Exercise description: Look for the string "chevron" in the lines and copy each line that has it.
Start Source records
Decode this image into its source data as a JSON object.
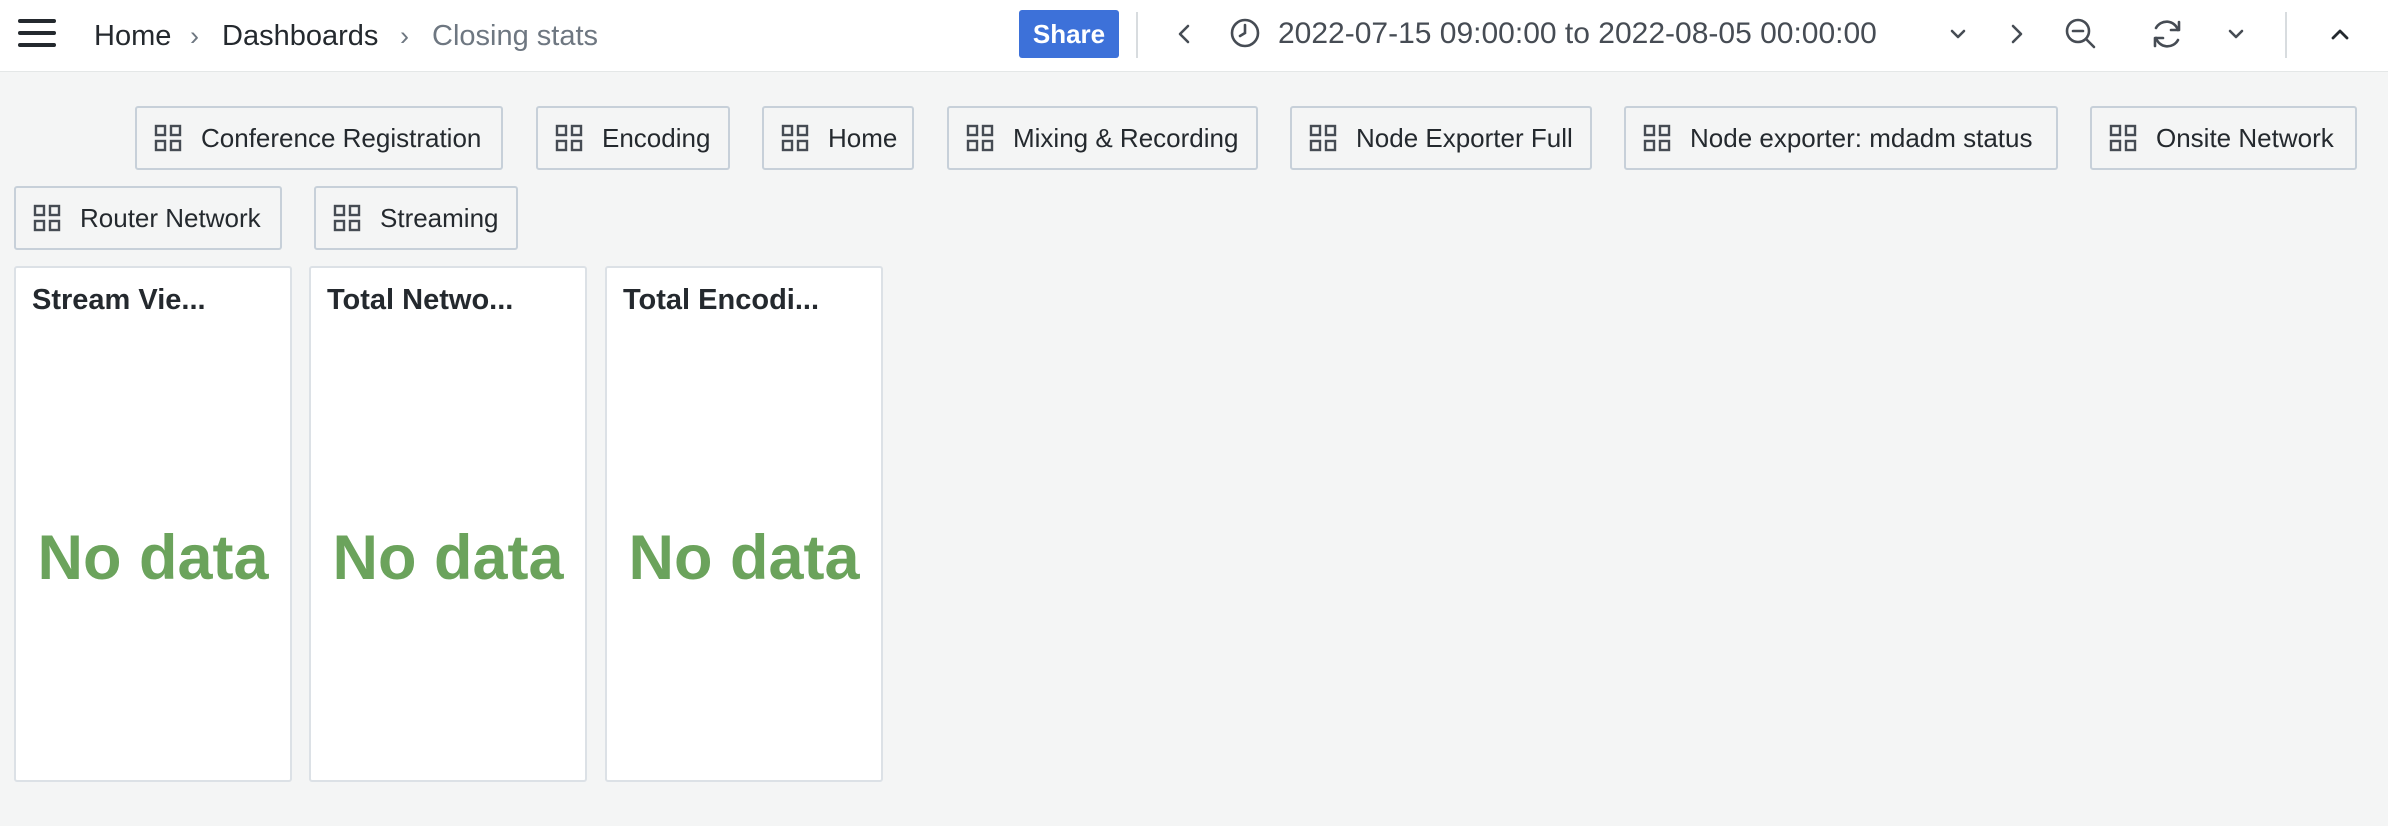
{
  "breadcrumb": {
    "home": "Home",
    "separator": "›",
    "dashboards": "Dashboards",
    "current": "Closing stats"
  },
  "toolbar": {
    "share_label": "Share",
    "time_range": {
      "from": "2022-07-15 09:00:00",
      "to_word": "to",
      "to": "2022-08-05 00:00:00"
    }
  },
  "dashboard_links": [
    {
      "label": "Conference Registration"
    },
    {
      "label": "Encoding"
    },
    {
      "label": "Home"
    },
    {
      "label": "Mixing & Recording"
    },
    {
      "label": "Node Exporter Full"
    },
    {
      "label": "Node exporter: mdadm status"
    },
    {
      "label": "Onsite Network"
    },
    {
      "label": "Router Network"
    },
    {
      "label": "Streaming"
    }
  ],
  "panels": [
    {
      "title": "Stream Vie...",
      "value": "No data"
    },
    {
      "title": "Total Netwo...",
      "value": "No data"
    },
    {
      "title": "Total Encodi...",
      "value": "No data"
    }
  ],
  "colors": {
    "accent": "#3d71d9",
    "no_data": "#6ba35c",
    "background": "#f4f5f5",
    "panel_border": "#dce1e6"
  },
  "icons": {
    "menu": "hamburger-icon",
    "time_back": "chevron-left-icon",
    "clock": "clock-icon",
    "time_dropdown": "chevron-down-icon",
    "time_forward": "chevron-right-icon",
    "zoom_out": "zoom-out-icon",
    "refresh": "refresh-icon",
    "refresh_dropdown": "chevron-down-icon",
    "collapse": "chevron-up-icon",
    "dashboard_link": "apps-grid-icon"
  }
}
End Source records
Task result:
    "time_back": "chevron-left-icon",
    "time_dropdown": "chevron-down-icon",
    "time_forward": "chevron-right-icon",
    "refresh_dropdown": "chevron-down-icon",
    "collapse": "chevron-up-icon",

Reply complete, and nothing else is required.